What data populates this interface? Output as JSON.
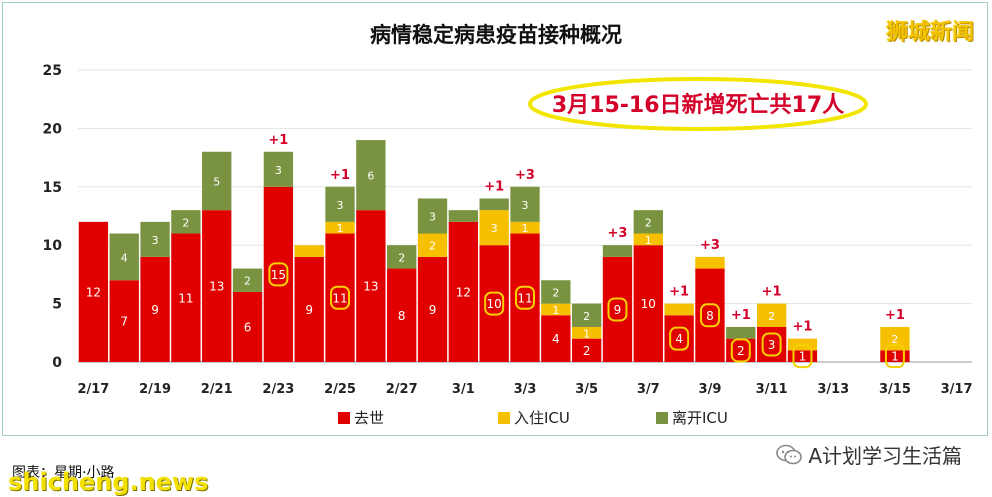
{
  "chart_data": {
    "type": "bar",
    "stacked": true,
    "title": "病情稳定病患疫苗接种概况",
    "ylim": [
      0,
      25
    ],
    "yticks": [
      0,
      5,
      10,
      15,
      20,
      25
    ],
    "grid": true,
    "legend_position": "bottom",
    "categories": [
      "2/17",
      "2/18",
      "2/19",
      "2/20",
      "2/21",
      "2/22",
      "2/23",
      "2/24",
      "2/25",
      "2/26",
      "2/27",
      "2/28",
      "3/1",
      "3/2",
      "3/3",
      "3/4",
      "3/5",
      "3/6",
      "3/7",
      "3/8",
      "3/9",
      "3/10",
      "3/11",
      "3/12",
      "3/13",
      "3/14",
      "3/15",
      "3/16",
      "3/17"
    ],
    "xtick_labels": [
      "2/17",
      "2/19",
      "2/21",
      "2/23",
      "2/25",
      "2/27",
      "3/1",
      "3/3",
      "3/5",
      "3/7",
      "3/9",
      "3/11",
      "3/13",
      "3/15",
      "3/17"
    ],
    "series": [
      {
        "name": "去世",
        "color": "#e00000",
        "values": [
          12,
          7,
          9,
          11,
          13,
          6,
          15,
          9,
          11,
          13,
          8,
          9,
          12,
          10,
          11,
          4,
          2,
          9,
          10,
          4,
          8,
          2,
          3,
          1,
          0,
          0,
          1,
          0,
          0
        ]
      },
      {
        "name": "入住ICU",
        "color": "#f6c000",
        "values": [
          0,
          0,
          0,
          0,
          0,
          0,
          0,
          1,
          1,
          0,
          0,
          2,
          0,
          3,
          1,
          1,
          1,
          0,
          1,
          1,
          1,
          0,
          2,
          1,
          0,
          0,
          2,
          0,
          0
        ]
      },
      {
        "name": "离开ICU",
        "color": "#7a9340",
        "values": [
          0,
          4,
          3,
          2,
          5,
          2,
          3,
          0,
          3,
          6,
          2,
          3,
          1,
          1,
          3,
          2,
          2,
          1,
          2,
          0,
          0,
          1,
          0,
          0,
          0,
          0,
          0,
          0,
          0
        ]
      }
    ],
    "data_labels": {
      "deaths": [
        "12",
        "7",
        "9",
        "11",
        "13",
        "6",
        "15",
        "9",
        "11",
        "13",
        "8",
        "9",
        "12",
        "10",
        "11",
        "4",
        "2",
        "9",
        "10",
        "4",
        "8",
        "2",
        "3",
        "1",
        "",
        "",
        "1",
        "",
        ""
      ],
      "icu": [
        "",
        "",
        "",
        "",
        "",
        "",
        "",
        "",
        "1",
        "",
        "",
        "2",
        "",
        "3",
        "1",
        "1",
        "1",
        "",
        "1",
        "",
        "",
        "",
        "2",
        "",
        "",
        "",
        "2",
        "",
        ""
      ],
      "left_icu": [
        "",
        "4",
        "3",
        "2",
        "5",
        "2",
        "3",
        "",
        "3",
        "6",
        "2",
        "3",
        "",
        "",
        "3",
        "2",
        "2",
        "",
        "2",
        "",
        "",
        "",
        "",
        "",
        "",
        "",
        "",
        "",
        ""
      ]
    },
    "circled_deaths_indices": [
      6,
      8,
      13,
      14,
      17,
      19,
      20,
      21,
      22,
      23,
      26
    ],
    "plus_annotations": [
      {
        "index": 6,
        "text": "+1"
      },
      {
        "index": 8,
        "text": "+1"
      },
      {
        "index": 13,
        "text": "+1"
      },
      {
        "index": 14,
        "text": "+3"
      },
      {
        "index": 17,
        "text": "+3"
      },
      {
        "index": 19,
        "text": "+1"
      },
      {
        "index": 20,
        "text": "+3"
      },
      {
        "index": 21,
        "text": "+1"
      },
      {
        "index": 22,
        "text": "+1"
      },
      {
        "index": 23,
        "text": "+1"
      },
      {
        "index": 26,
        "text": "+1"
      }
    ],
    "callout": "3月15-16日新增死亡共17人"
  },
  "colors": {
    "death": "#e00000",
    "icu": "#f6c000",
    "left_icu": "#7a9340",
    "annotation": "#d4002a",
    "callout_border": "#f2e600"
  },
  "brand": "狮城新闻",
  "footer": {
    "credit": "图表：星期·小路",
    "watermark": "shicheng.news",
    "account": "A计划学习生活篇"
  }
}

=-=-=

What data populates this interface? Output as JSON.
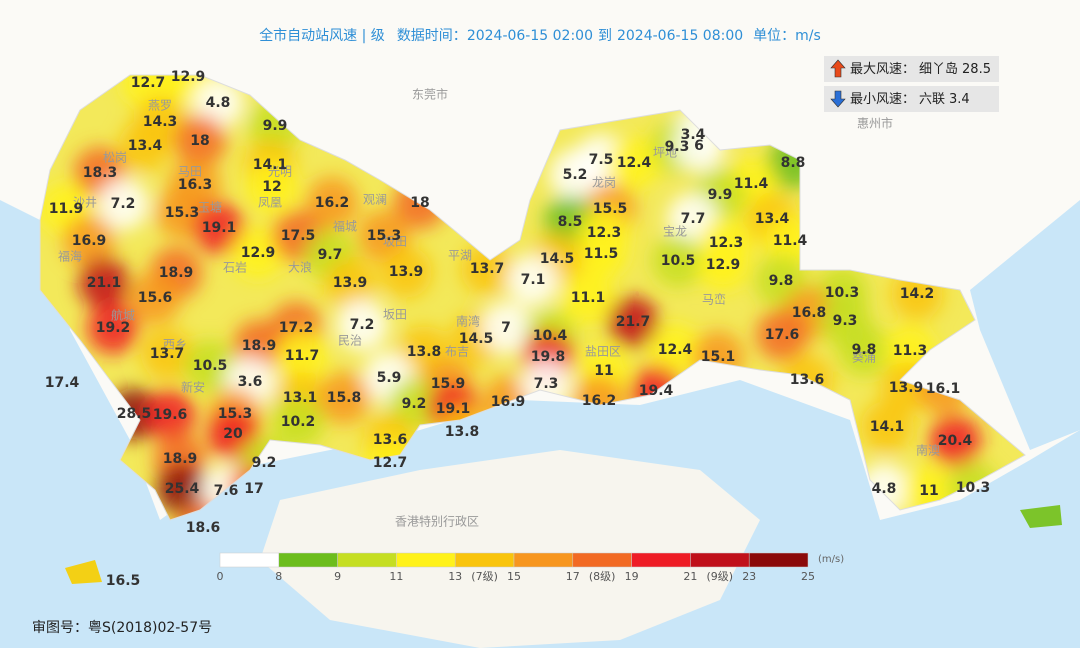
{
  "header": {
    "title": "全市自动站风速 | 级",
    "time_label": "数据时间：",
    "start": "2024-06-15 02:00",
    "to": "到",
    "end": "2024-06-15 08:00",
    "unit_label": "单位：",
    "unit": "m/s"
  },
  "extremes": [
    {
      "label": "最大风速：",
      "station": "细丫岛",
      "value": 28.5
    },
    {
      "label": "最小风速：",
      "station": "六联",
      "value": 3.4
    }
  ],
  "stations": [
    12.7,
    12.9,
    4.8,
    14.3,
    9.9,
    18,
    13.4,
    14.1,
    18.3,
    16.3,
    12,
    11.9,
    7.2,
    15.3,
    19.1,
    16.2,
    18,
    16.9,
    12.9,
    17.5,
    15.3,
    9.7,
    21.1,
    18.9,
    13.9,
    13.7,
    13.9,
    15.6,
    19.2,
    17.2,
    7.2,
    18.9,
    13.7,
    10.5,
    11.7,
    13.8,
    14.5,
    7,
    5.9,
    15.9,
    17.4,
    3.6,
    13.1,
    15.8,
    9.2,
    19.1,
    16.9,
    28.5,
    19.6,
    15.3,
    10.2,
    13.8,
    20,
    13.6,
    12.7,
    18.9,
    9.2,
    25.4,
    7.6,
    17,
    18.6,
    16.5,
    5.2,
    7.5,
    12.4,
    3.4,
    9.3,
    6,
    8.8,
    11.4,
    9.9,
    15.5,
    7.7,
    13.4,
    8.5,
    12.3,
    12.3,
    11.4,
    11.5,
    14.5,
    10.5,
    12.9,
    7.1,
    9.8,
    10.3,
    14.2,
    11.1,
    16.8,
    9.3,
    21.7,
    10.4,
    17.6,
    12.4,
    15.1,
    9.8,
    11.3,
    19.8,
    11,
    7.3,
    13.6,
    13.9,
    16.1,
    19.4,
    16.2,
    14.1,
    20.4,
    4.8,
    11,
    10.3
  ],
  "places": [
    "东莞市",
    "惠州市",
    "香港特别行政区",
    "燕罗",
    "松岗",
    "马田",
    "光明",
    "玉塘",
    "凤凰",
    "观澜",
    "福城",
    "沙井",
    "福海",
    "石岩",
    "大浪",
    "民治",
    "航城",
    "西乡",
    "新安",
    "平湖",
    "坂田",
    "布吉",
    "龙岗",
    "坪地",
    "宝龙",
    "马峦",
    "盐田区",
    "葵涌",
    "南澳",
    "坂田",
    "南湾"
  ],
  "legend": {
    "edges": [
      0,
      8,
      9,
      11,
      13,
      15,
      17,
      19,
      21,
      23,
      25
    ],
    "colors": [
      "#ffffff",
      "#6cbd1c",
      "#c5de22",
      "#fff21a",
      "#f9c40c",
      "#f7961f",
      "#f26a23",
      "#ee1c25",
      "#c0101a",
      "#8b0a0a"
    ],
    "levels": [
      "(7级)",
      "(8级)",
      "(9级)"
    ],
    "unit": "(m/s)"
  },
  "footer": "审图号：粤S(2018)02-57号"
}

=-=-=

#### EXERCISE REQUIREMENTS:
Scan the entries above for the word "title" and collect each line holding it.

#### THE COMPLETED TASK:
    "title": "病情稳定病患疫苗接种概况",
    "title": "全市自动站风速 | 级",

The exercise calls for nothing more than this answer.